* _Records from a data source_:
►
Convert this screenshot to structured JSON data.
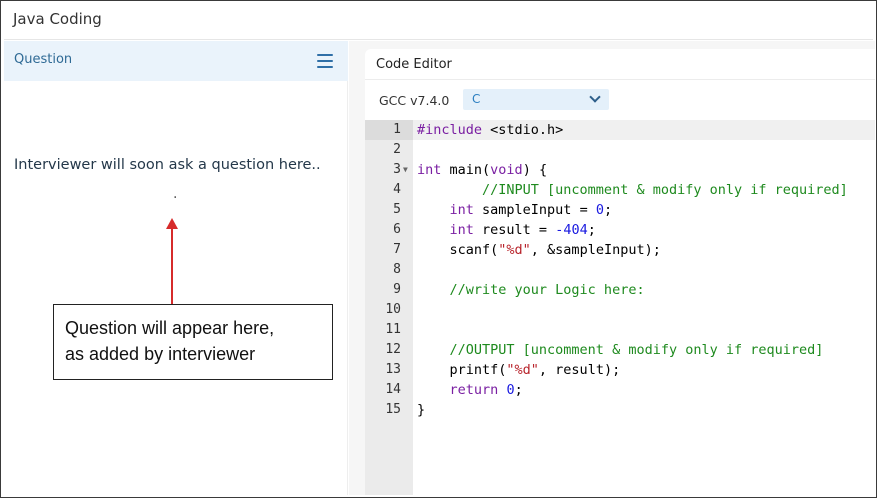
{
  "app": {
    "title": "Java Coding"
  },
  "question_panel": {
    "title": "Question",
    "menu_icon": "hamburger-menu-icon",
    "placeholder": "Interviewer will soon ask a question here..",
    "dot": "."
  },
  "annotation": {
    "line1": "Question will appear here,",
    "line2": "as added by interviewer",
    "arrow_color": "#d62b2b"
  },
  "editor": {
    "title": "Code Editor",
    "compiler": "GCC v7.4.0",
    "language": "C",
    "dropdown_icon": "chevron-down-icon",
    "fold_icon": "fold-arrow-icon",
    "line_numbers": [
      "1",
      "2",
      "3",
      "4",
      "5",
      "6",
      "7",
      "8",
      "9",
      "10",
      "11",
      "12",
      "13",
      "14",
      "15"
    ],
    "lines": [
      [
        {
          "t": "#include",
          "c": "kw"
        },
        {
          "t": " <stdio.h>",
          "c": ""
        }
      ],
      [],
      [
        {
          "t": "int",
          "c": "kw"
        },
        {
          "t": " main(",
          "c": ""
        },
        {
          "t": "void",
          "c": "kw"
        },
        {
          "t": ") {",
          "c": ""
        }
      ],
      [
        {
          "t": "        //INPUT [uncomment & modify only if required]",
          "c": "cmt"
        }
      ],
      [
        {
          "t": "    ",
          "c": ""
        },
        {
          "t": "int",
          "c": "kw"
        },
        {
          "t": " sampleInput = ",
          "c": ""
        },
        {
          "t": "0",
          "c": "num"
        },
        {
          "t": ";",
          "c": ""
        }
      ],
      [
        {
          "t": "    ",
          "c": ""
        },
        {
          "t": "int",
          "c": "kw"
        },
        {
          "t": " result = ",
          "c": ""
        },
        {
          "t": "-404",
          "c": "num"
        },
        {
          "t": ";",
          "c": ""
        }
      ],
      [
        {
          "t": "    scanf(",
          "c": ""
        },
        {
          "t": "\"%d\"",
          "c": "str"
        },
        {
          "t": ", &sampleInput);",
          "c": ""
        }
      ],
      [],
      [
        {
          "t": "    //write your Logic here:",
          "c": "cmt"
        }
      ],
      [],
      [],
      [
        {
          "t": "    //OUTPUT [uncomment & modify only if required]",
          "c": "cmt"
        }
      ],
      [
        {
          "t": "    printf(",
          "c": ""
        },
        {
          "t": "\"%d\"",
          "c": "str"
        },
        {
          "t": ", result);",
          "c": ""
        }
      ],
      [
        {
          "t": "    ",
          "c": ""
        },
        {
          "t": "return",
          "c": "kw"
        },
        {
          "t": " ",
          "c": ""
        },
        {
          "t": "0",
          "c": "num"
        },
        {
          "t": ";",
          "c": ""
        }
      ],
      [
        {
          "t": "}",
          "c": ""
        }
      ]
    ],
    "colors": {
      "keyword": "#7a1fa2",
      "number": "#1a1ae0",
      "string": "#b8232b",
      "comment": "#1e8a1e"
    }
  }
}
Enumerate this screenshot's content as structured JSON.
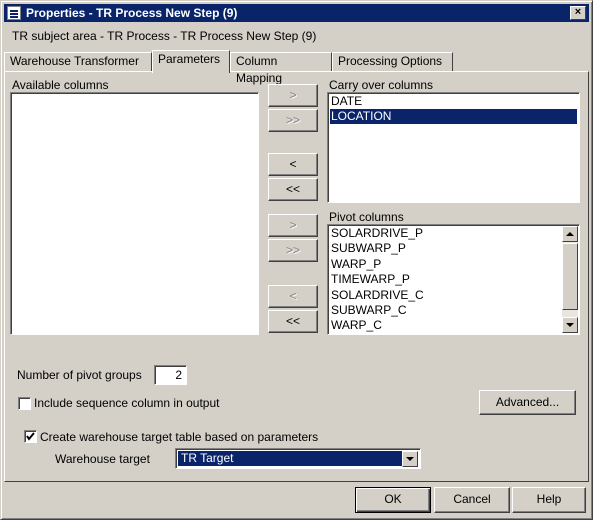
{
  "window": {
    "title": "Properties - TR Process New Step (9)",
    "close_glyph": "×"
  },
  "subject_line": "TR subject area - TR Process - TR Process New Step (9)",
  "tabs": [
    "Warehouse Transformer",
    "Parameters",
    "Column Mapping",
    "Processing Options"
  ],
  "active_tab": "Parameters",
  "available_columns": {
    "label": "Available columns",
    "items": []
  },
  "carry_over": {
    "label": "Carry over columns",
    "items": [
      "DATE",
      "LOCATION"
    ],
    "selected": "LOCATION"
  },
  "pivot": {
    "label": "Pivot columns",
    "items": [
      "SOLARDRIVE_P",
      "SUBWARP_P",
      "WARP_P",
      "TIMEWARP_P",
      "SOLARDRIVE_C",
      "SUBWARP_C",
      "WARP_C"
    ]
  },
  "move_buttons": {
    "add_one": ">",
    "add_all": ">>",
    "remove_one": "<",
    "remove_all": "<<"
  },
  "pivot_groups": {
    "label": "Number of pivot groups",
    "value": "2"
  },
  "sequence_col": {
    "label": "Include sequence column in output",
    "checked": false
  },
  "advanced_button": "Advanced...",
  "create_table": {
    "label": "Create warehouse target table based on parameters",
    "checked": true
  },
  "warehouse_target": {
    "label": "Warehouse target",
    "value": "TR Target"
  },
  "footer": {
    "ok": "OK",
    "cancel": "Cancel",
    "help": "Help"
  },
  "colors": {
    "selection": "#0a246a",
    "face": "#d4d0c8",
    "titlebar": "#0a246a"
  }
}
◄
* _Given problem_:
Answer with a single number: the count of lines holding the word "here".

* _Solution_:
3